WHAT IS NEEDED:
Leave out every picture, and return exactly the lines from the line containing "What does this" through the end of the records below, both inclusive.

INFORMATION SUPPLIED:

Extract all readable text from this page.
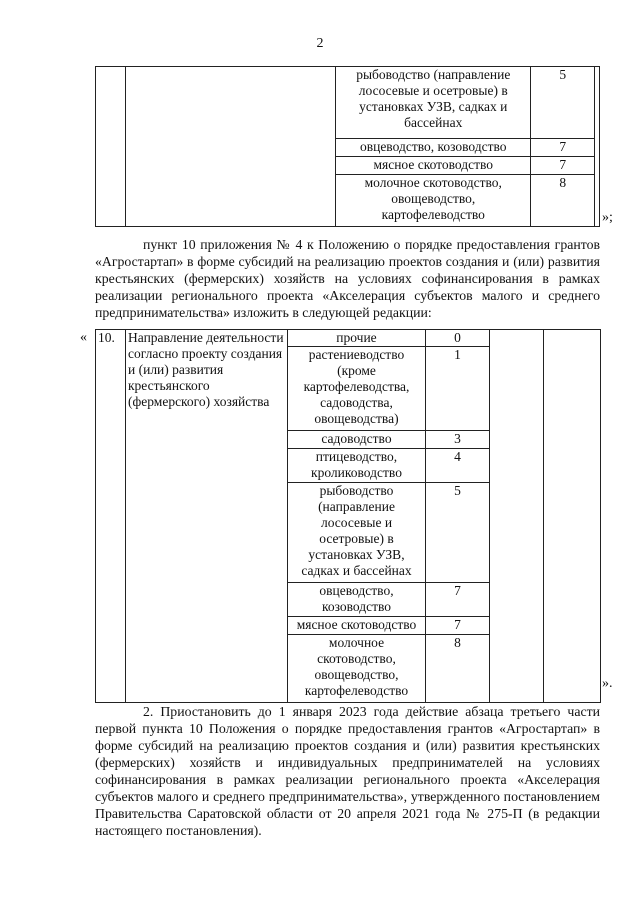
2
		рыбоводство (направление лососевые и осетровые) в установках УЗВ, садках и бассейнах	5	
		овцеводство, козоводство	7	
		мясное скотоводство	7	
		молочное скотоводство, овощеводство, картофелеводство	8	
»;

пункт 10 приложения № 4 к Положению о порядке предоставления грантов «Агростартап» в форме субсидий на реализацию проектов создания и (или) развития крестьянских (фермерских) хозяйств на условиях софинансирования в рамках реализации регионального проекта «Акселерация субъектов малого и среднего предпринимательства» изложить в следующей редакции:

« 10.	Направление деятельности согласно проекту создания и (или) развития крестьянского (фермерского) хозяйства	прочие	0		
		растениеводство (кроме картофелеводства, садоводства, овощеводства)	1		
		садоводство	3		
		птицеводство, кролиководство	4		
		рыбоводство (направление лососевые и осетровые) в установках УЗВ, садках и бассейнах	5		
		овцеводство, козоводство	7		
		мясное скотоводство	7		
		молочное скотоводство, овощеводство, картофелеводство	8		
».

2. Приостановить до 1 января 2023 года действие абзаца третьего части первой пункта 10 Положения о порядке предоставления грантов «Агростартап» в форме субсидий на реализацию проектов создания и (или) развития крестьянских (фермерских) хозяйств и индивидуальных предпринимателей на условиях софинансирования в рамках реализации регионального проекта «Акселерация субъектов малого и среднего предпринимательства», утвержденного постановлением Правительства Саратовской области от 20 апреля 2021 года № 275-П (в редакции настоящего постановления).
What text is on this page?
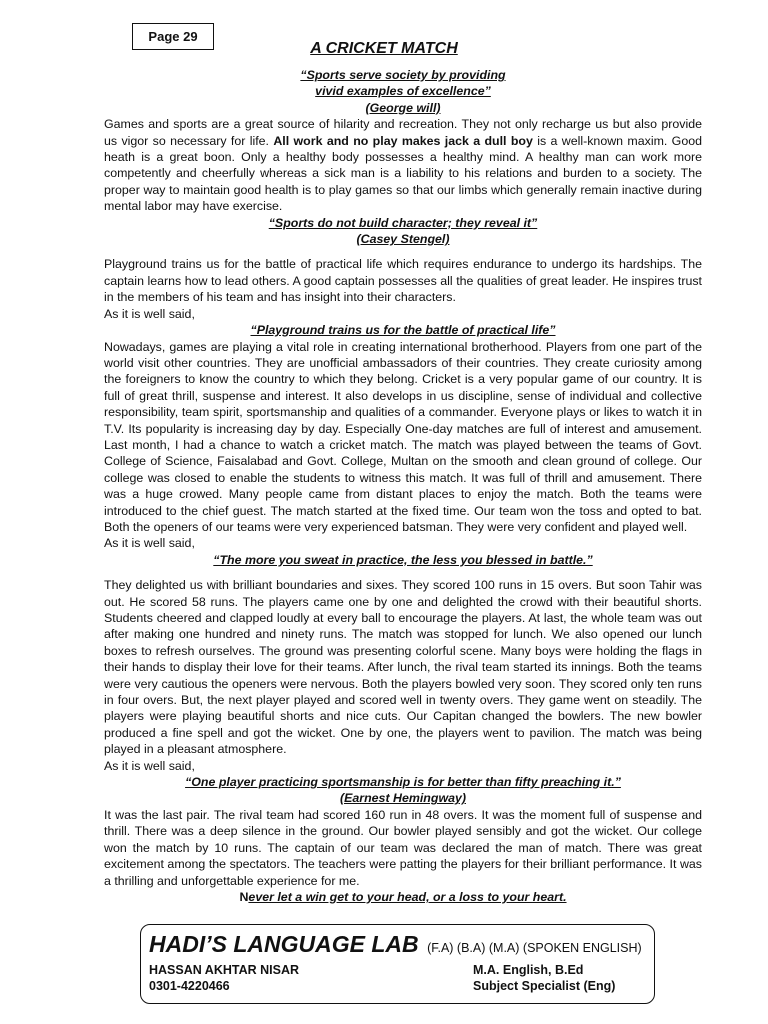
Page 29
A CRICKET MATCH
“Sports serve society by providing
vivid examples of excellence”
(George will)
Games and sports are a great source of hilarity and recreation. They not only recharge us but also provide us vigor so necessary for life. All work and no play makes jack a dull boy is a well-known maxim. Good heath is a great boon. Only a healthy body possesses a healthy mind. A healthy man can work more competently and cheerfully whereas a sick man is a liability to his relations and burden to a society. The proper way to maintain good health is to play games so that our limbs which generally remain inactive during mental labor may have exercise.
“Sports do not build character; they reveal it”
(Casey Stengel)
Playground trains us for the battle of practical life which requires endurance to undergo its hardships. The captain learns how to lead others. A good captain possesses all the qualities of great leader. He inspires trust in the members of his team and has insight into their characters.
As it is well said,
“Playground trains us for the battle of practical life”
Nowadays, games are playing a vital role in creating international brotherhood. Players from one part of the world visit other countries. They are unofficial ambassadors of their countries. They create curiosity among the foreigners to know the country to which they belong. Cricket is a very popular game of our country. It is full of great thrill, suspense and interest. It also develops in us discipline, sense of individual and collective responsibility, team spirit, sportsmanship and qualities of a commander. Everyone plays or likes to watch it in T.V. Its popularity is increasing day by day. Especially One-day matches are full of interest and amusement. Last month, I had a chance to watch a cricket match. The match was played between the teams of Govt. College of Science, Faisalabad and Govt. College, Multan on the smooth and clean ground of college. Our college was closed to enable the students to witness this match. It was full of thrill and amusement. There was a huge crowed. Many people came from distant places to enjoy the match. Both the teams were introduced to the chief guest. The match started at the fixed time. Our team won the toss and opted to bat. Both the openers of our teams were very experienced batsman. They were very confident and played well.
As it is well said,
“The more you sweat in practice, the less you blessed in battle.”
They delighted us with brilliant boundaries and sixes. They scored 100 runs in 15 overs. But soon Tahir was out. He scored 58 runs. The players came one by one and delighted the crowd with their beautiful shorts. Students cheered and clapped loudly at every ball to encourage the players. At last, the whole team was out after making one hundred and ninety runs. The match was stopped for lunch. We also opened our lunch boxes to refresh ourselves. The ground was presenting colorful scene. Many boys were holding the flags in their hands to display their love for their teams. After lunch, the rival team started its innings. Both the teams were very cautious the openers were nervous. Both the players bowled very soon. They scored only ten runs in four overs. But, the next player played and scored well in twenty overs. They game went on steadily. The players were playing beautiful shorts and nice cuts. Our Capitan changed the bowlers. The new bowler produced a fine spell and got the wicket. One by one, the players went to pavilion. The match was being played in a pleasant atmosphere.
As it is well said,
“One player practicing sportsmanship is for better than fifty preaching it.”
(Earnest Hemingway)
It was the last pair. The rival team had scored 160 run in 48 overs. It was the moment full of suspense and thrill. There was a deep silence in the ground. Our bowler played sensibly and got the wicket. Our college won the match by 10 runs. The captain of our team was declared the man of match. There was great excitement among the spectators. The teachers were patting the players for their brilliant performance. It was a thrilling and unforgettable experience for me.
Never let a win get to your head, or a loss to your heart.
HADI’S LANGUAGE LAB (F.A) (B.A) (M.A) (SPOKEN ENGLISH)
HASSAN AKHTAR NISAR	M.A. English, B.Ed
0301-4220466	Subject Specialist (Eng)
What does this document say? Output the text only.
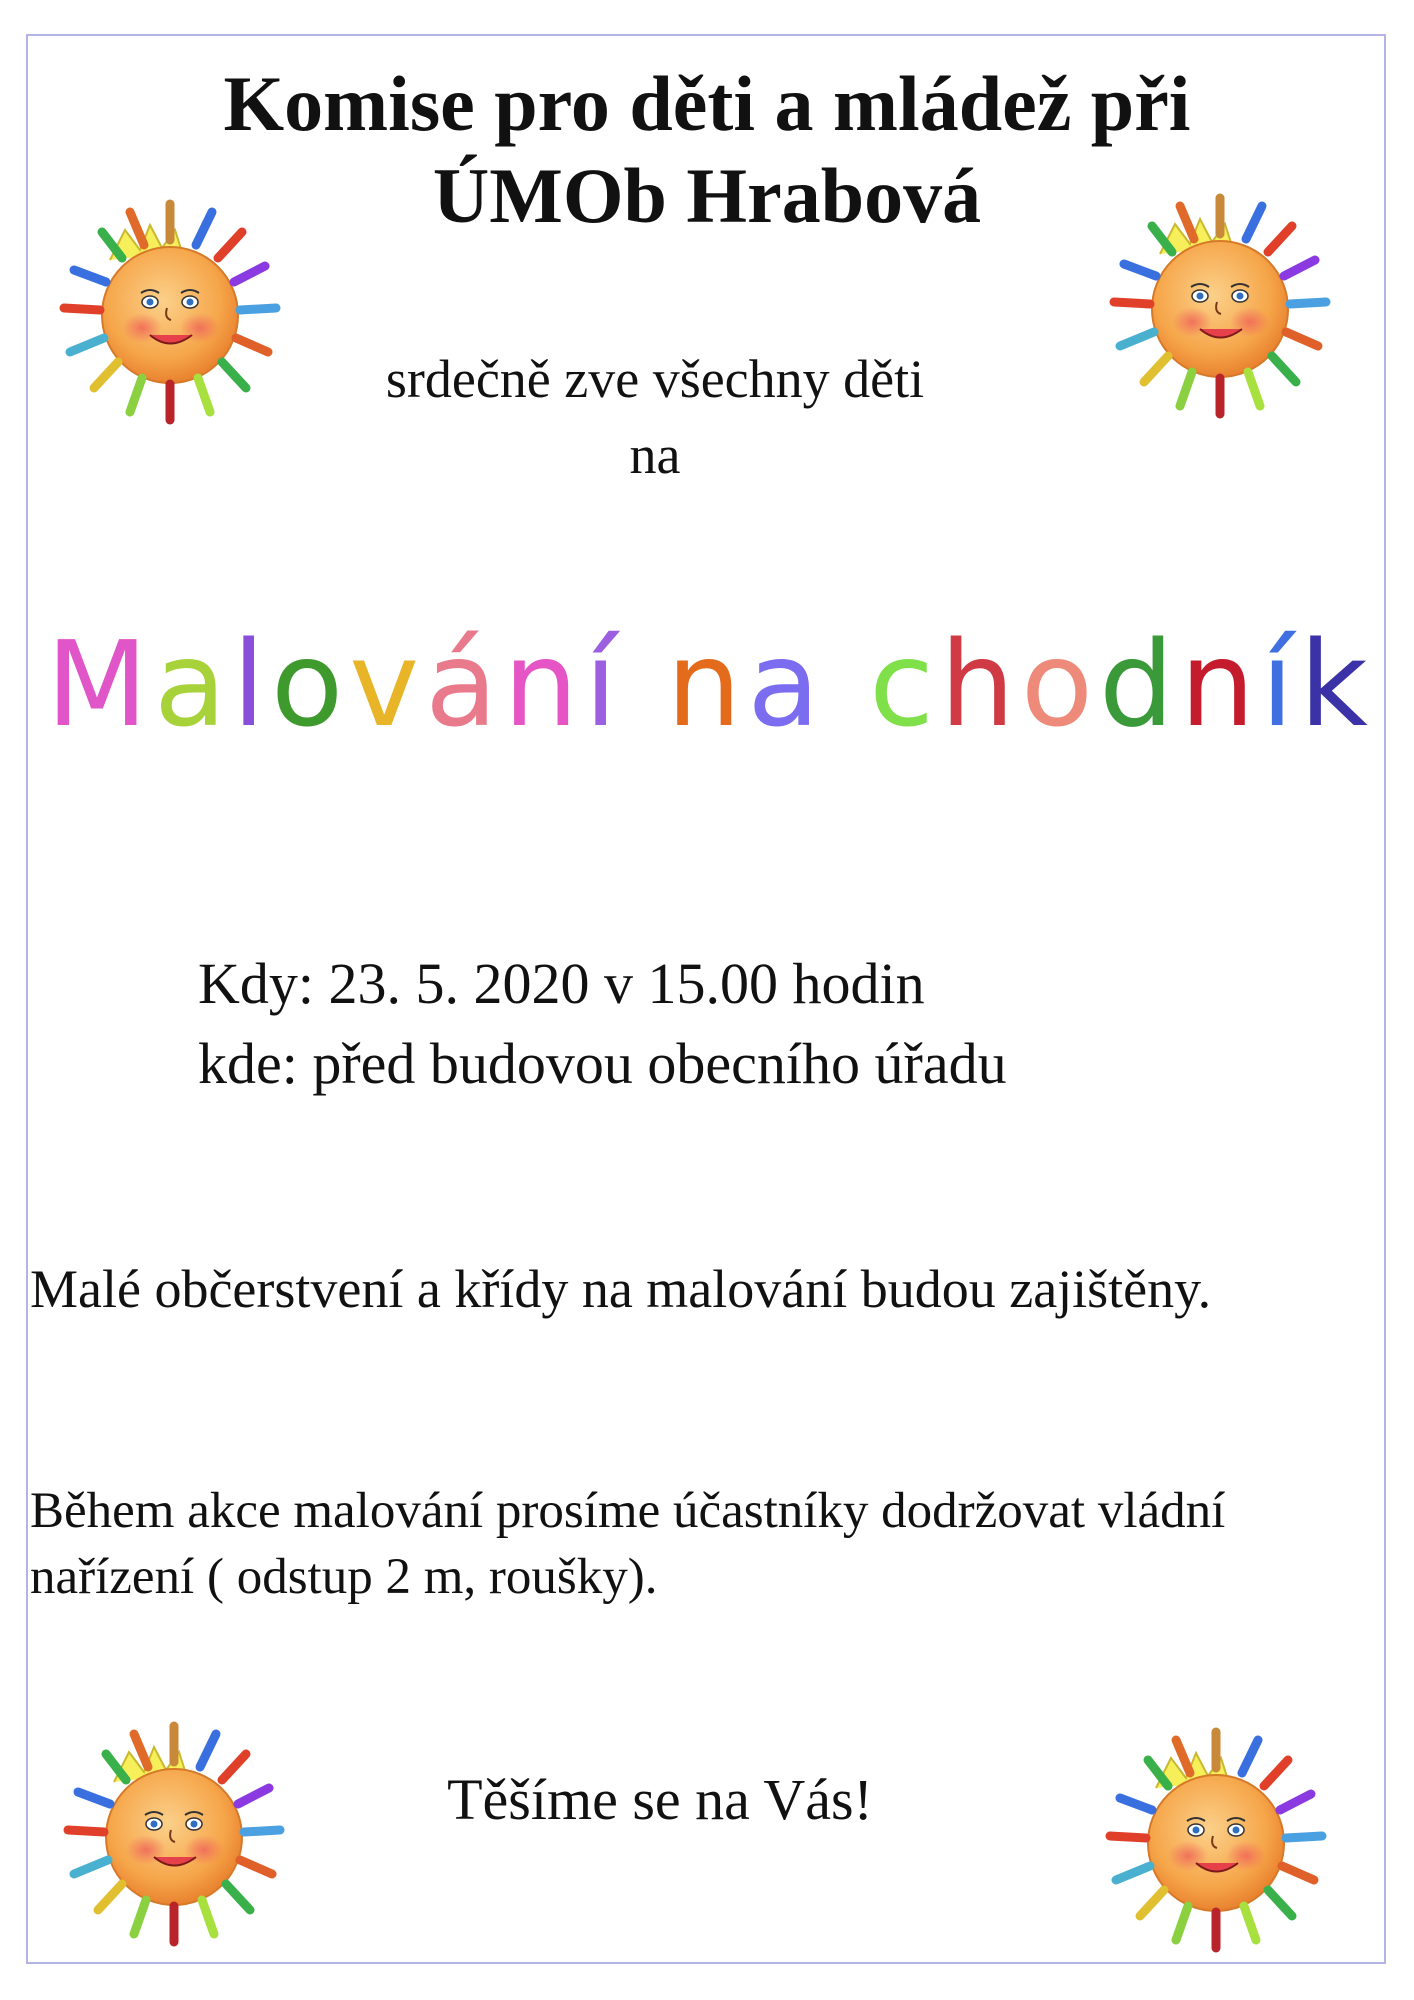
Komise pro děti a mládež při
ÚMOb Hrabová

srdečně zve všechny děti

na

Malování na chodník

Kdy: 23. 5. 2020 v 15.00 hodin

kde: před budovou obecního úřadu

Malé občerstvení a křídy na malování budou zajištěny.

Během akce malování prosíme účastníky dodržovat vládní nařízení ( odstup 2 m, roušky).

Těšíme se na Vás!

THE OUTPUT:
What does this document say? Output the text only.
Komise pro děti a mládež při
ÚMOb Hrabová

srdečně zve všechny děti

na

Malování na chodník

Kdy: 23. 5. 2020 v 15.00 hodin

kde: před budovou obecního úřadu

Malé občerstvení a křídy na malování budou zajištěny.

Během akce malování prosíme účastníky dodržovat vládní nařízení ( odstup 2 m, roušky).

Těšíme se na Vás!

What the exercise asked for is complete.